- Objective -
Go through the material below and copy each line where the word "freguency" appears.

>>>

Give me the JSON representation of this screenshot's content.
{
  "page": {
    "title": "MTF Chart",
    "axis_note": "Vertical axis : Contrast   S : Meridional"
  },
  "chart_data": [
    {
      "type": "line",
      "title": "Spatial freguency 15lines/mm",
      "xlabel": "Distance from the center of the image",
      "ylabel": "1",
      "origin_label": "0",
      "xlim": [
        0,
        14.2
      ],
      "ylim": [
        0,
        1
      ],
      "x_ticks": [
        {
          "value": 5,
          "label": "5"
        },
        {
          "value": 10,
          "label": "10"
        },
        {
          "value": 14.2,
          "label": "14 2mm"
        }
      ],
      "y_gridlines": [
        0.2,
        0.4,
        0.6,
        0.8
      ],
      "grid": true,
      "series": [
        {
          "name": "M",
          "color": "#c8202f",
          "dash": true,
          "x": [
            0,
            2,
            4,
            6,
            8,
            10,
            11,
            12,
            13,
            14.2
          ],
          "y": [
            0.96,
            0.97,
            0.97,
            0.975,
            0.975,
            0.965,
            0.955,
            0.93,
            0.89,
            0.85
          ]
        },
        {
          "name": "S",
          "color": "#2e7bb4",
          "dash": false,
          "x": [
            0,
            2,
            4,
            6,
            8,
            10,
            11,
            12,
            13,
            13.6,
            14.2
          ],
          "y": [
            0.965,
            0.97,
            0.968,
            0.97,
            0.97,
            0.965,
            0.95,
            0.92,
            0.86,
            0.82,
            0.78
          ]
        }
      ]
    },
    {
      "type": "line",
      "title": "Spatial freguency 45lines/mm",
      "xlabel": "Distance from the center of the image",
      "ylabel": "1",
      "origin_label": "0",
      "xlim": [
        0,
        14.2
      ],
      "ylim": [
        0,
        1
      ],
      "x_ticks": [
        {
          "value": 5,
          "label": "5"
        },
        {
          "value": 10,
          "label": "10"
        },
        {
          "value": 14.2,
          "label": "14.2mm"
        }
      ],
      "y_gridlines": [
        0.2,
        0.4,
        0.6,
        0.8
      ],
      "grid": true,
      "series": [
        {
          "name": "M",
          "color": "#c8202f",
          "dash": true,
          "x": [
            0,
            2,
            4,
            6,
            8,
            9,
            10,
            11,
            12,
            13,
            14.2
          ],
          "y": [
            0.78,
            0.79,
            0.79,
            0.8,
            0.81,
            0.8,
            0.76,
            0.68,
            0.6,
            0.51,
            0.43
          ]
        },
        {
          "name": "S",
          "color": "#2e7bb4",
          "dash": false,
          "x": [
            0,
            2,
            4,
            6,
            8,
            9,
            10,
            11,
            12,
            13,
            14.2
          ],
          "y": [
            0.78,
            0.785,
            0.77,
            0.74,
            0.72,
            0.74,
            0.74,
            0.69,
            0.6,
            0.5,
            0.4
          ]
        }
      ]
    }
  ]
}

<<<

- Result of the task -
      "title": "Spatial freguency 15lines/mm",
      "title": "Spatial freguency 45lines/mm",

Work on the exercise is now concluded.